= Task brief =
Extract the data exactly, missing nothing.
[BEGIN Information shown]
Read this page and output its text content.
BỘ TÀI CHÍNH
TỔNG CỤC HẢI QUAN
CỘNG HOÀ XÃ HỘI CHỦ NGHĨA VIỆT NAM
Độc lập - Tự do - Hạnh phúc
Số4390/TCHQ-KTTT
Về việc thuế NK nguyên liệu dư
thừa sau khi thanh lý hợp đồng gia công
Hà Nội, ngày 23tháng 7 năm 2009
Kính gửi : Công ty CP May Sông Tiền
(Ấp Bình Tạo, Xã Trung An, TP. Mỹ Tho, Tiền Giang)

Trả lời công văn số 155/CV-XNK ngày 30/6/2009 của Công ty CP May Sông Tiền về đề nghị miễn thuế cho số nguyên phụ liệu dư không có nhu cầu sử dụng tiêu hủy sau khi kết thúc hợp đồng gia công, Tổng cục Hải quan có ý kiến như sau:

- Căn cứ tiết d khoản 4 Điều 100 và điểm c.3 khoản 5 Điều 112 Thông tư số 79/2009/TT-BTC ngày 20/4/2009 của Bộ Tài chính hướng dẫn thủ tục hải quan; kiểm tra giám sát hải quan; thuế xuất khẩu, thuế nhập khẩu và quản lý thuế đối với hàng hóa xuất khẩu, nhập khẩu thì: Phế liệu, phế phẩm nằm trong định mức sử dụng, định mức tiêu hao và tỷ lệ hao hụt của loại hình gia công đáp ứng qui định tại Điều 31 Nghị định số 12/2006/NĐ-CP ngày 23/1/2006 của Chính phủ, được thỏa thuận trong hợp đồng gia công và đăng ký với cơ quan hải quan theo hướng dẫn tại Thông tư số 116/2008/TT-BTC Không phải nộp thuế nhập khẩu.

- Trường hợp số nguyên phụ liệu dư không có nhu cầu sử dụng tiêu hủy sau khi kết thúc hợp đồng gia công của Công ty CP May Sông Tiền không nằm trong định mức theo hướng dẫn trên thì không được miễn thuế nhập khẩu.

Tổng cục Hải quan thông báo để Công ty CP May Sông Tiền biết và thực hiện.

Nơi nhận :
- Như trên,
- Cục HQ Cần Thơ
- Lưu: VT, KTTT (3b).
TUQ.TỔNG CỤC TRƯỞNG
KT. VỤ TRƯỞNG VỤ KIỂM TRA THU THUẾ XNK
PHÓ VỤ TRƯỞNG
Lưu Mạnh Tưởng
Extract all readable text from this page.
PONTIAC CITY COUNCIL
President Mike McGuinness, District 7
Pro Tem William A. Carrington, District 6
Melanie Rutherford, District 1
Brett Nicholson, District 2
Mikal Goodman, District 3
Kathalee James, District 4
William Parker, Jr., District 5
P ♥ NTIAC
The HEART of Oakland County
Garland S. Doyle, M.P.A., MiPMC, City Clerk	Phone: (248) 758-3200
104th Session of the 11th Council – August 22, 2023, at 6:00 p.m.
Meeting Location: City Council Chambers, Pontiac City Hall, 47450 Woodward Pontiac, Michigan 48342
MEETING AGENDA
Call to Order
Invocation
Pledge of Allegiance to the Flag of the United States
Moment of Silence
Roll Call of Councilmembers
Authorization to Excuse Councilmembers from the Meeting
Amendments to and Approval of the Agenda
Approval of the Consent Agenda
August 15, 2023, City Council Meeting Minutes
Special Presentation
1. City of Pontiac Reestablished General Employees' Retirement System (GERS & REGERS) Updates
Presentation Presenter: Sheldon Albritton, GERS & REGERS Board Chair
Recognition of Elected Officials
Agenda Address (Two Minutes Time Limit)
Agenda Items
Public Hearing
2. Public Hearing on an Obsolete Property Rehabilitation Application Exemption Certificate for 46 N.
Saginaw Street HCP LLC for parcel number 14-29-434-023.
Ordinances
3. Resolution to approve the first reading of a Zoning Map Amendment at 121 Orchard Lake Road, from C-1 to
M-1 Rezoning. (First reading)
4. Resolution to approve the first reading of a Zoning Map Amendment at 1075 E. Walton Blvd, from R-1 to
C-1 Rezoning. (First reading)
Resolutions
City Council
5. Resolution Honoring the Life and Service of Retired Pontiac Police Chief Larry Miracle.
[END Information shown]
= Correct answer =
Read this page and output its text content.
BỘ TÀI CHÍNH
TỔNG CỤC HẢI QUAN
CỘNG HOÀ XÃ HỘI CHỦ NGHĨA VIỆT NAM
Độc lập - Tự do - Hạnh phúc
Số4390/TCHQ-KTTT
Về việc thuế NK nguyên liệu dư
thừa sau khi thanh lý hợp đồng gia công
Hà Nội, ngày 23tháng 7 năm 2009
Kính gửi : Công ty CP May Sông Tiền
(Ấp Bình Tạo, Xã Trung An, TP. Mỹ Tho, Tiền Giang)

Trả lời công văn số 155/CV-XNK ngày 30/6/2009 của Công ty CP May Sông Tiền về đề nghị miễn thuế cho số nguyên phụ liệu dư không có nhu cầu sử dụng tiêu hủy sau khi kết thúc hợp đồng gia công, Tổng cục Hải quan có ý kiến như sau:

- Căn cứ tiết d khoản 4 Điều 100 và điểm c.3 khoản 5 Điều 112 Thông tư số 79/2009/TT-BTC ngày 20/4/2009 của Bộ Tài chính hướng dẫn thủ tục hải quan; kiểm tra giám sát hải quan; thuế xuất khẩu, thuế nhập khẩu và quản lý thuế đối với hàng hóa xuất khẩu, nhập khẩu thì: Phế liệu, phế phẩm nằm trong định mức sử dụng, định mức tiêu hao và tỷ lệ hao hụt của loại hình gia công đáp ứng qui định tại Điều 31 Nghị định số 12/2006/NĐ-CP ngày 23/1/2006 của Chính phủ, được thỏa thuận trong hợp đồng gia công và đăng ký với cơ quan hải quan theo hướng dẫn tại Thông tư số 116/2008/TT-BTC Không phải nộp thuế nhập khẩu.

- Trường hợp số nguyên phụ liệu dư không có nhu cầu sử dụng tiêu hủy sau khi kết thúc hợp đồng gia công của Công ty CP May Sông Tiền không nằm trong định mức theo hướng dẫn trên thì không được miễn thuế nhập khẩu.

Tổng cục Hải quan thông báo để Công ty CP May Sông Tiền biết và thực hiện.

Nơi nhận :
- Như trên,
- Cục HQ Cần Thơ
- Lưu: VT, KTTT (3b).
TUQ.TỔNG CỤC TRƯỞNG
KT. VỤ TRƯỞNG VỤ KIỂM TRA THU THUẾ XNK
PHÓ VỤ TRƯỞNG
Lưu Mạnh Tưởng
Extract all readable text from this page.
PONTIAC CITY COUNCIL
President Mike McGuinness, District 7
Pro Tem William A. Carrington, District 6
Melanie Rutherford, District 1
Brett Nicholson, District 2
Mikal Goodman, District 3
Kathalee James, District 4
William Parker, Jr., District 5
P ♥ NTIAC
The HEART of Oakland County
Garland S. Doyle, M.P.A., MiPMC, City Clerk	Phone: (248) 758-3200
104th Session of the 11th Council – August 22, 2023, at 6:00 p.m.
Meeting Location: City Council Chambers, Pontiac City Hall, 47450 Woodward Pontiac, Michigan 48342
MEETING AGENDA
Call to Order
Invocation
Pledge of Allegiance to the Flag of the United States
Moment of Silence
Roll Call of Councilmembers
Authorization to Excuse Councilmembers from the Meeting
Amendments to and Approval of the Agenda
Approval of the Consent Agenda
August 15, 2023, City Council Meeting Minutes
Special Presentation
1. City of Pontiac Reestablished General Employees' Retirement System (GERS & REGERS) Updates
Presentation Presenter: Sheldon Albritton, GERS & REGERS Board Chair
Recognition of Elected Officials
Agenda Address (Two Minutes Time Limit)
Agenda Items
Public Hearing
2. Public Hearing on an Obsolete Property Rehabilitation Application Exemption Certificate for 46 N.
Saginaw Street HCP LLC for parcel number 14-29-434-023.
Ordinances
3. Resolution to approve the first reading of a Zoning Map Amendment at 121 Orchard Lake Road, from C-1 to
M-1 Rezoning. (First reading)
4. Resolution to approve the first reading of a Zoning Map Amendment at 1075 E. Walton Blvd, from R-1 to
C-1 Rezoning. (First reading)
Resolutions
City Council
5. Resolution Honoring the Life and Service of Retired Pontiac Police Chief Larry Miracle.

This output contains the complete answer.